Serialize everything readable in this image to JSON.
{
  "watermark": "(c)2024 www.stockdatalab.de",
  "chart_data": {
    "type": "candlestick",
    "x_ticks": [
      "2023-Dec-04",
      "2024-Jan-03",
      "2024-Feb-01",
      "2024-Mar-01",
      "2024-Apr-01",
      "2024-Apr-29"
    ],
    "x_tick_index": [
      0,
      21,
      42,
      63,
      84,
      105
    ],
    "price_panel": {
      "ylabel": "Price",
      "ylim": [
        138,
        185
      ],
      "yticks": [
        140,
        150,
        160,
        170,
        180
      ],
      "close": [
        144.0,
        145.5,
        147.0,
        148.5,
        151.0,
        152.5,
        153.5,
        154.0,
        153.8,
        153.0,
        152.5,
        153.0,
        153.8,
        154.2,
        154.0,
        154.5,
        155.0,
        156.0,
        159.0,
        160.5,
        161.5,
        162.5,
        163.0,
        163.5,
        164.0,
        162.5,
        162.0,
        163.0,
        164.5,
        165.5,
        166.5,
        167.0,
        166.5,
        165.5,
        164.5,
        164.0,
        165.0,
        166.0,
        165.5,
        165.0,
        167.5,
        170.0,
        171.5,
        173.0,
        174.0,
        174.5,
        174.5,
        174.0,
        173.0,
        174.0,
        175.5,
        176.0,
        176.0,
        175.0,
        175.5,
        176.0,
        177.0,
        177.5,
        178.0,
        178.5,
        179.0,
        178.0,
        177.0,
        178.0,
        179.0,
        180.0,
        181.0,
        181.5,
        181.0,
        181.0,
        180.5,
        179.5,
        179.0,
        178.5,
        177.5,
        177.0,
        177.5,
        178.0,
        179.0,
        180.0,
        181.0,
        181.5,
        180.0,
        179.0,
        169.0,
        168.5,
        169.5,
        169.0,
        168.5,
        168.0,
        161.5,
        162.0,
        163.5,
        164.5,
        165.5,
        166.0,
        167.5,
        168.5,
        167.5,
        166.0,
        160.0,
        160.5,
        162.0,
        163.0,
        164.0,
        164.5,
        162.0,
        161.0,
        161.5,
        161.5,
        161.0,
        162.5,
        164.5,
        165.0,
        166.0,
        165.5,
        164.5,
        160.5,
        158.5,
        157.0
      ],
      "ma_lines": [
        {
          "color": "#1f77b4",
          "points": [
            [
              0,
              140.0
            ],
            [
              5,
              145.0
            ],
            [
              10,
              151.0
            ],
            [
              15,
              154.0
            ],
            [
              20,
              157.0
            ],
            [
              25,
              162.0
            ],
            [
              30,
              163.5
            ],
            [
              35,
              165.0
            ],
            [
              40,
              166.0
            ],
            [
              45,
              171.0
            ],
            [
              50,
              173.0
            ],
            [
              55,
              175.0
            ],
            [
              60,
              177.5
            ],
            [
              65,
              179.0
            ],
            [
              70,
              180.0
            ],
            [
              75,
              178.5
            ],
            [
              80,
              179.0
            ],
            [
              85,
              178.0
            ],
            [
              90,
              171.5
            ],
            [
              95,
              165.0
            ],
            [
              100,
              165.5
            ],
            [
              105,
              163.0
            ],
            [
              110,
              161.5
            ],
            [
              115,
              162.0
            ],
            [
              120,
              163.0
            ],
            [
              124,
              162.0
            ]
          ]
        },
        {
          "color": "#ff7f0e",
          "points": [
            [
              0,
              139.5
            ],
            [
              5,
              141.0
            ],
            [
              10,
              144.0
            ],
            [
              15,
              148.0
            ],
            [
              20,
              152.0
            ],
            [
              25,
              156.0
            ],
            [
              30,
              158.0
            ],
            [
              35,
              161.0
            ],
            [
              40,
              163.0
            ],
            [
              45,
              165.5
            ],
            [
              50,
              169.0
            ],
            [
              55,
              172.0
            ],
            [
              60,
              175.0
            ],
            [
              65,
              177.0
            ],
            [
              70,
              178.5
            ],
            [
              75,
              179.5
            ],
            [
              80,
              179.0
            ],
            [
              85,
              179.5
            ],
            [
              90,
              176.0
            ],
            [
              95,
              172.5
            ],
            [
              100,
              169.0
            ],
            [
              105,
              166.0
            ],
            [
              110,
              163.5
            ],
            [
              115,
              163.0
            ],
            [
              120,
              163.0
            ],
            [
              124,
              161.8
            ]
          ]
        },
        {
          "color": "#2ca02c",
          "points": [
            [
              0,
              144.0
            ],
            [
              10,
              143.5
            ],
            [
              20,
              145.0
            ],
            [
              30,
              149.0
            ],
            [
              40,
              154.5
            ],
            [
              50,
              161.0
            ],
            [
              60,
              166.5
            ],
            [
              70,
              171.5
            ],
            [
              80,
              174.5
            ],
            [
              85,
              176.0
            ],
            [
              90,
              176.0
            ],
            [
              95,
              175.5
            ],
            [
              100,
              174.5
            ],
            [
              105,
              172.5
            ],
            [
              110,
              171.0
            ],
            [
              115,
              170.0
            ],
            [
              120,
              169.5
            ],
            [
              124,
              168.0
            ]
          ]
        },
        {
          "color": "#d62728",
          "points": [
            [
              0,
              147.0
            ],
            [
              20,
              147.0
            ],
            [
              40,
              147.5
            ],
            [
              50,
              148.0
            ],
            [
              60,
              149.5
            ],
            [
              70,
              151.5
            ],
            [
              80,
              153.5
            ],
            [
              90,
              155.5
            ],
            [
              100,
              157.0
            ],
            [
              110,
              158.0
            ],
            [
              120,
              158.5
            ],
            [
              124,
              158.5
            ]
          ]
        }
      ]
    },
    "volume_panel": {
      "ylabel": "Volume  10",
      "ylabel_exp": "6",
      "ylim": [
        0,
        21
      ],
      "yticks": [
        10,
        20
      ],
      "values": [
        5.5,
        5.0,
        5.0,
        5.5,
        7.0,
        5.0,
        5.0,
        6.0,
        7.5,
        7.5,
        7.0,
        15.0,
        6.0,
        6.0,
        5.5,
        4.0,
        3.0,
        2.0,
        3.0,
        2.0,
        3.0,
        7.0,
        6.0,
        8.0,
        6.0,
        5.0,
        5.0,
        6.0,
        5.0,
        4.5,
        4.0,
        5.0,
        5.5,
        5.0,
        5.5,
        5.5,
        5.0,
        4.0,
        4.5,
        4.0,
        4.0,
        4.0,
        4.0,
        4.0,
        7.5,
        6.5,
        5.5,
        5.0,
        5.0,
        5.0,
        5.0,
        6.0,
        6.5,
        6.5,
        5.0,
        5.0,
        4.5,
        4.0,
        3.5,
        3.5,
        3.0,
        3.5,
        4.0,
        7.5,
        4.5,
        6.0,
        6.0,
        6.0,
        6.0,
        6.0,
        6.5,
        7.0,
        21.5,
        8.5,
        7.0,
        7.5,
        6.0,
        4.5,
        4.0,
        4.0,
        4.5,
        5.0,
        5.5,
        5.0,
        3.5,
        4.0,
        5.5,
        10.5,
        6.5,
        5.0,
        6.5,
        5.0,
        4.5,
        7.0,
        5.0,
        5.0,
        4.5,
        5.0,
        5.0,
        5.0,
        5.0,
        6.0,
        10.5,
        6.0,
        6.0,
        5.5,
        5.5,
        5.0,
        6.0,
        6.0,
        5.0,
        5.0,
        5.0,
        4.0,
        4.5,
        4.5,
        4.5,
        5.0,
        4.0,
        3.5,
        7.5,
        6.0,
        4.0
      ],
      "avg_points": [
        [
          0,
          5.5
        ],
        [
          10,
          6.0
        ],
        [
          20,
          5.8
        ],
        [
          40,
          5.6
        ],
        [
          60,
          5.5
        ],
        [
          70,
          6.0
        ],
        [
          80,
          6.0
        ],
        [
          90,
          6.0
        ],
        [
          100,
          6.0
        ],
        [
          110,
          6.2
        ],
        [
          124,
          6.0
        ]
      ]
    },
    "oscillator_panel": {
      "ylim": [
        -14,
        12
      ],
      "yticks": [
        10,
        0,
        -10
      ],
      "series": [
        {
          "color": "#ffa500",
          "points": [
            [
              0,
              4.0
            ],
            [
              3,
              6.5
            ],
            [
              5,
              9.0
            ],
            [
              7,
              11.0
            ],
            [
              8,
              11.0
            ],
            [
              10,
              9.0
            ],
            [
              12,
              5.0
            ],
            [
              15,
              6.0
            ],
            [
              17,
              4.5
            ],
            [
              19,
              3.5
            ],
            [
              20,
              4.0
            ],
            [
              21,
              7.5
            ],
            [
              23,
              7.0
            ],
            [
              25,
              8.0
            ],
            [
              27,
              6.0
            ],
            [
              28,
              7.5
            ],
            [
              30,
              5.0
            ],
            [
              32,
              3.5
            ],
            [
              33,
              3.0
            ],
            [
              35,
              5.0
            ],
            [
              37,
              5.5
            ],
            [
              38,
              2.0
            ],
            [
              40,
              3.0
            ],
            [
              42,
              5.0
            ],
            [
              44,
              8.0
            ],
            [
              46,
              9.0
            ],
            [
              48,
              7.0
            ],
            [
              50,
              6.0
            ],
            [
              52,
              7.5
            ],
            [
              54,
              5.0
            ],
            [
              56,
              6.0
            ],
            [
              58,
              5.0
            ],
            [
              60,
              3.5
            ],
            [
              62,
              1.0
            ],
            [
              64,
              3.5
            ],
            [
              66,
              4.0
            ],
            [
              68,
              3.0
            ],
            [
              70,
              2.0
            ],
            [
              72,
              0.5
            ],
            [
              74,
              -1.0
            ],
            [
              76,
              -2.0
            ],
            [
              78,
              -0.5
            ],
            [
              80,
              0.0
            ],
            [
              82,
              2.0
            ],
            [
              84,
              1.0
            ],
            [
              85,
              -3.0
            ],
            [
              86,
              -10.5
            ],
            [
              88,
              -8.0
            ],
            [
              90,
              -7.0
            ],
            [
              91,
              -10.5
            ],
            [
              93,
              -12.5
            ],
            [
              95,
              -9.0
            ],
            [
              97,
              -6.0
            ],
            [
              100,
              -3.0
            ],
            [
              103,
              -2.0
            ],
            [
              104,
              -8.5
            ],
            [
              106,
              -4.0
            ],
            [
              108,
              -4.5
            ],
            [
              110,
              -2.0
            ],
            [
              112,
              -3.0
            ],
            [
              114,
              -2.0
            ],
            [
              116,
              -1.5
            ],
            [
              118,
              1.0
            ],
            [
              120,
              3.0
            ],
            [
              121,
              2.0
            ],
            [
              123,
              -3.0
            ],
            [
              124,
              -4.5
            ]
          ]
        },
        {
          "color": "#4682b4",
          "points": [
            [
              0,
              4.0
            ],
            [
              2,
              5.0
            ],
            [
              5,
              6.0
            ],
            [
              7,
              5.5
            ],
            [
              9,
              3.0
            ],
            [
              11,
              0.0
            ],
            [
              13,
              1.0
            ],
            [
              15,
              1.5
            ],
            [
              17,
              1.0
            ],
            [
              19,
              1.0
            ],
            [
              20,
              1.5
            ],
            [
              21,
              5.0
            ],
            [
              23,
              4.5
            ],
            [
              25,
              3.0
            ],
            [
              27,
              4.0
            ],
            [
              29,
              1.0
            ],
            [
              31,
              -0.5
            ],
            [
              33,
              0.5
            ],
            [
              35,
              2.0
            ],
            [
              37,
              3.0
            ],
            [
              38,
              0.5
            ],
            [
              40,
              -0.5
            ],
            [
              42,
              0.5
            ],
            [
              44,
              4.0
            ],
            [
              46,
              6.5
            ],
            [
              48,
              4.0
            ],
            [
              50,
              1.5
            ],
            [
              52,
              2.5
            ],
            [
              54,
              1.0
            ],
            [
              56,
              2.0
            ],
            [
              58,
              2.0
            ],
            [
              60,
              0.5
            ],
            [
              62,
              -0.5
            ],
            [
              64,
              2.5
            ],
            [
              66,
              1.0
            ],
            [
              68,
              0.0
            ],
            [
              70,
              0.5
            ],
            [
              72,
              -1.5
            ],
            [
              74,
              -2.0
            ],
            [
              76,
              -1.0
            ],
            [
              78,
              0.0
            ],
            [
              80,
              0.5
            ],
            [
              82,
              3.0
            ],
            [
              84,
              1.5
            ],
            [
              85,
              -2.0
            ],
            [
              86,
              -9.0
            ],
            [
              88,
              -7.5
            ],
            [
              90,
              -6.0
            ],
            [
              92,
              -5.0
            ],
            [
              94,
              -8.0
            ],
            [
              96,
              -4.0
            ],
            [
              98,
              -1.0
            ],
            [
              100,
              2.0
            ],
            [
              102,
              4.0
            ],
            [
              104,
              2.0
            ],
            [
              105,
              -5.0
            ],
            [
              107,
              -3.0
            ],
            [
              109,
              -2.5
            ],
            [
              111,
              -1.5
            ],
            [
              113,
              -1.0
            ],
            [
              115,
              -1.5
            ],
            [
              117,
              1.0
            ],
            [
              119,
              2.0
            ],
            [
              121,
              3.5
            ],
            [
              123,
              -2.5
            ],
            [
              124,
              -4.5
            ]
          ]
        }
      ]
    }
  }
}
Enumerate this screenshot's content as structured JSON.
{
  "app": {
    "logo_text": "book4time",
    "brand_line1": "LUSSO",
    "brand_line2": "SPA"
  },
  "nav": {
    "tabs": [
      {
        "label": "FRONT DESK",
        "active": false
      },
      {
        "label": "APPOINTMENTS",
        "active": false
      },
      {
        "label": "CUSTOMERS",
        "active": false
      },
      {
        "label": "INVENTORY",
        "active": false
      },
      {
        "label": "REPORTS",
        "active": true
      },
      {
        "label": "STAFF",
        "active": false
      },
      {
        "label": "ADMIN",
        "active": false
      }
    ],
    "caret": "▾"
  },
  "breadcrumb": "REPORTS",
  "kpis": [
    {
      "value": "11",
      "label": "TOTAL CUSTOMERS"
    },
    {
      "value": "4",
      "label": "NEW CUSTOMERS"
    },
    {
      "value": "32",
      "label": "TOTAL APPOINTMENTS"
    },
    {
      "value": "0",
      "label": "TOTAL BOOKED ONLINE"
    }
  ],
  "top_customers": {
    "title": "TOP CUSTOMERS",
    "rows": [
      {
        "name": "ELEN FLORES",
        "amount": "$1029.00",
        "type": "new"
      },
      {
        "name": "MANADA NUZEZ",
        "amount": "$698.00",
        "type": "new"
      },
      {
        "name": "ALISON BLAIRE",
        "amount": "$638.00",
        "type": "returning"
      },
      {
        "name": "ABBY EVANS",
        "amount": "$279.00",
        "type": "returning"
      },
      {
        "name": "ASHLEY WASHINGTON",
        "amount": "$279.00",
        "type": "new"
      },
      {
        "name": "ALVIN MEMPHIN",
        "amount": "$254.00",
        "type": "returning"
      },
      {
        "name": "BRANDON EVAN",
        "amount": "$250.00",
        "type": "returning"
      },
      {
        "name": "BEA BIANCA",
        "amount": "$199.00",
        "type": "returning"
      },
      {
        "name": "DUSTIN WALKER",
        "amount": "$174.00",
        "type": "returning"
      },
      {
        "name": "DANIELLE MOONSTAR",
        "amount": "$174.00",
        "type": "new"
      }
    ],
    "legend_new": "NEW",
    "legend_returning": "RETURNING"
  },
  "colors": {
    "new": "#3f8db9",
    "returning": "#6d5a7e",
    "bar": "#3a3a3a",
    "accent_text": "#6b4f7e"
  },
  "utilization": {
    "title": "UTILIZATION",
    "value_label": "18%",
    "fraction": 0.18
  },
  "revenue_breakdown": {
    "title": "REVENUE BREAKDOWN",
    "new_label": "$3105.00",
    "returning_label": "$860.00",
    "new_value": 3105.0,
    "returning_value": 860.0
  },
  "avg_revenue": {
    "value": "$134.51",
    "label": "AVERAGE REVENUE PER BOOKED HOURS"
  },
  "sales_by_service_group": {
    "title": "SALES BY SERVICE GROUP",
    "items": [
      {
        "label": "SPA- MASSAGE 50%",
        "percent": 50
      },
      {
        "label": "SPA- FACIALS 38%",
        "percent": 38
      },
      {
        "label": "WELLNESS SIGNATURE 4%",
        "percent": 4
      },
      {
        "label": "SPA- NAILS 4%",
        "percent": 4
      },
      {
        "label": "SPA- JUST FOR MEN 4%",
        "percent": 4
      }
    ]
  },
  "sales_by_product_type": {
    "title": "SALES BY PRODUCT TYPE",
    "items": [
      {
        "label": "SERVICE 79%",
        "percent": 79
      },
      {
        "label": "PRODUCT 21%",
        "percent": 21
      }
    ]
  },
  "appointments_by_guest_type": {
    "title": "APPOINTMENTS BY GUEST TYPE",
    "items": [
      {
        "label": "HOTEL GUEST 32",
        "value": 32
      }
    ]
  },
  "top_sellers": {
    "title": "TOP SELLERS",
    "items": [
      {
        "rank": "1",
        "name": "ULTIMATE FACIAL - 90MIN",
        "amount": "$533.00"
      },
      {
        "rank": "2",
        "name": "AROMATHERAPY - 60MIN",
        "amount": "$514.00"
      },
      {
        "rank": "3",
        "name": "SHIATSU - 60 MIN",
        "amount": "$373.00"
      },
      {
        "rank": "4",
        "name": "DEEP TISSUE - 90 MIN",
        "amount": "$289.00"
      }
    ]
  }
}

▶ **Task goal**:
Going over the lines above, work out how many include "TOTAL", then give only that number.

▶ **Full response**:
3